**TASK TO COMPLETE**
Check each line of the entries below for the string "законами"; copy every line where it appears.

Dataset items:
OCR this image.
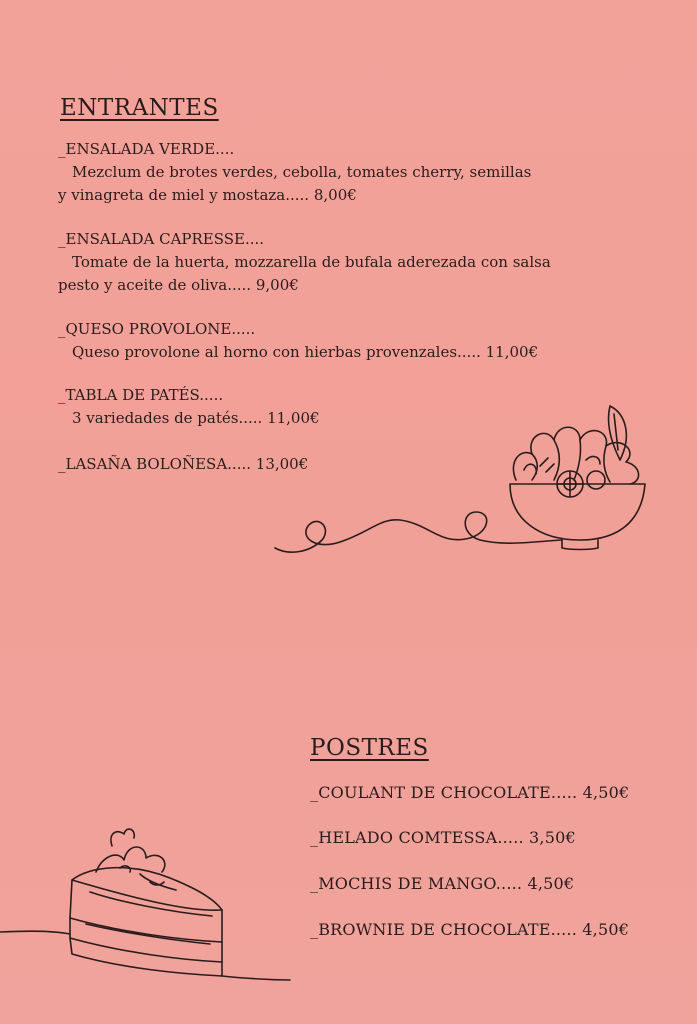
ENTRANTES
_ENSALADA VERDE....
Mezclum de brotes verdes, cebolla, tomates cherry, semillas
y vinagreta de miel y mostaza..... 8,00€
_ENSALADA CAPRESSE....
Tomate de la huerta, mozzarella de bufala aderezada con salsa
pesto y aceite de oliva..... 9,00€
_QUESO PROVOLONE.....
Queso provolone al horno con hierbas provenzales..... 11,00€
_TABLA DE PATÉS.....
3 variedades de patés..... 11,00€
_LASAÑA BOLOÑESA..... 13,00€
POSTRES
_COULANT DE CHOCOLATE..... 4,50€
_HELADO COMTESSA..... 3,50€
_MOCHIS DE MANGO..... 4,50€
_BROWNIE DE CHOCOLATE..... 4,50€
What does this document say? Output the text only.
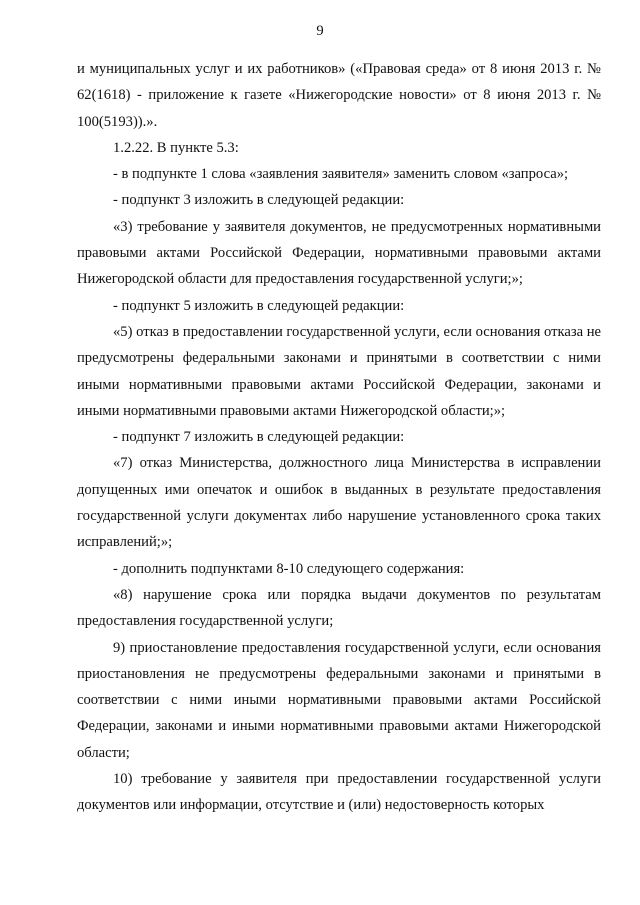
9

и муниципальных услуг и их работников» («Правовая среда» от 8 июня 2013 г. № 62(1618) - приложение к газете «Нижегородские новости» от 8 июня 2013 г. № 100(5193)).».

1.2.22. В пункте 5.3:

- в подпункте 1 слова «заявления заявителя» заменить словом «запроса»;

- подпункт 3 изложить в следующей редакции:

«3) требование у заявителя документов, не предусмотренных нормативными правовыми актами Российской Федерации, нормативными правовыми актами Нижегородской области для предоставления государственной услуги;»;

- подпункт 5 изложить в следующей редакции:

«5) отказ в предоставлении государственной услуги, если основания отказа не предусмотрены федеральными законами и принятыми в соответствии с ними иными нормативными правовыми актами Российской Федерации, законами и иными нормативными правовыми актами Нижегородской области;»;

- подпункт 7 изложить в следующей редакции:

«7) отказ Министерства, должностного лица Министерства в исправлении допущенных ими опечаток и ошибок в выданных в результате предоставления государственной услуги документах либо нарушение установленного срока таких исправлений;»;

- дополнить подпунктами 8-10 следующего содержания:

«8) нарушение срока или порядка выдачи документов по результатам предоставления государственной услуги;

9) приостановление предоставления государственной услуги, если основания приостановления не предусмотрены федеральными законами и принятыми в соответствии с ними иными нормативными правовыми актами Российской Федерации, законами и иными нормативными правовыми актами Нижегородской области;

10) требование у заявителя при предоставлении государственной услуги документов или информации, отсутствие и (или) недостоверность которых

...

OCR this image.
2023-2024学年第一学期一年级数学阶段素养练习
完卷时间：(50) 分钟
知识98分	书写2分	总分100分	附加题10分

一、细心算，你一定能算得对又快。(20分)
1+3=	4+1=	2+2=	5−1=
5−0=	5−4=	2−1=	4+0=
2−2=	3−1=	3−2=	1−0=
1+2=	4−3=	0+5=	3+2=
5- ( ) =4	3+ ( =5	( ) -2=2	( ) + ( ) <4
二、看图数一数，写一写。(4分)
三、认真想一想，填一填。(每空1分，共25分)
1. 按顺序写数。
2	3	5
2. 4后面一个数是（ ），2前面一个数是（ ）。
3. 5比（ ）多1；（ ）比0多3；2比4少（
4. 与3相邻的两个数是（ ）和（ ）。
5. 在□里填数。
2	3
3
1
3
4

**RESULT**
«5) отказ в предоставлении государственной услуги, если основания отказа не предусмотрены федеральными законами и принятыми в соответствии с ними иными нормативными правовыми актами Российской Федерации, законами и иными нормативными правовыми актами Нижегородской области;»;
9) приостановление предоставления государственной услуги, если основания приостановления не предусмотрены федеральными законами и принятыми в соответствии с ними иными нормативными правовыми актами Российской Федерации, законами и иными нормативными правовыми актами Нижегородской области;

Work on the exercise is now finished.